What you need to do:
Locate every line in the material below that has the word "Zytokine". Copy each of those lines.

Dataset:
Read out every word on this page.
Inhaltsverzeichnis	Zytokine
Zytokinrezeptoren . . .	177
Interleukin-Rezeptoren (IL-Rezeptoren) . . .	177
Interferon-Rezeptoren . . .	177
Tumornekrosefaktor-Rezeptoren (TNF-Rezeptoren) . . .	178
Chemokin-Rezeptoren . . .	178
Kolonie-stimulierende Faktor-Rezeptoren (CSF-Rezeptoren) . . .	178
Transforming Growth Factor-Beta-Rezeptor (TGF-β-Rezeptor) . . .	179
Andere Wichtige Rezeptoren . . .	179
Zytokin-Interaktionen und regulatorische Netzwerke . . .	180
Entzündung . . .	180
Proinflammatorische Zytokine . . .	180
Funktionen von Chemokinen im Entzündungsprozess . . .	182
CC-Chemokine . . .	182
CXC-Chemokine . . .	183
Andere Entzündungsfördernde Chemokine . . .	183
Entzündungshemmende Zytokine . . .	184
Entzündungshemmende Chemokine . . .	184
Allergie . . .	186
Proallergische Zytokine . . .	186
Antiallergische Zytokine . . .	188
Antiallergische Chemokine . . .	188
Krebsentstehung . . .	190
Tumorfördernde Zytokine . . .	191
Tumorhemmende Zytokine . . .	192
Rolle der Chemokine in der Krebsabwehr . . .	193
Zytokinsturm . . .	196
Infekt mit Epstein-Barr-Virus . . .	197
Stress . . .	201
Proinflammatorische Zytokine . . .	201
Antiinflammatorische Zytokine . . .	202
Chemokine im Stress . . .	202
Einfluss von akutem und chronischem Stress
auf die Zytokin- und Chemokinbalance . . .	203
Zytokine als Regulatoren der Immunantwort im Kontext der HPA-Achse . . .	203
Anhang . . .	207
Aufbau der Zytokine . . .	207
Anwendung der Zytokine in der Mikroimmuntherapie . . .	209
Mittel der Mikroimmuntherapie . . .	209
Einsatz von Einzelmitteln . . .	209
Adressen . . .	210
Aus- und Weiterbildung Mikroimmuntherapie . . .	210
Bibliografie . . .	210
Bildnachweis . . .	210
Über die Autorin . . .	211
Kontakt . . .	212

Task answer:
Inhaltsverzeichnis	Zytokine
Proinflammatorische Zytokine . . .	180
Entzündungshemmende Zytokine . . .	184
Proallergische Zytokine . . .	186
Antiallergische Zytokine . . .	188
Tumorfördernde Zytokine . . .	191
Tumorhemmende Zytokine . . .	192
Proinflammatorische Zytokine . . .	201
Antiinflammatorische Zytokine . . .	202
Zytokine als Regulatoren der Immunantwort im Kontext der HPA-Achse . . .	203
Aufbau der Zytokine . . .	207
Anwendung der Zytokine in der Mikroimmuntherapie . . .	209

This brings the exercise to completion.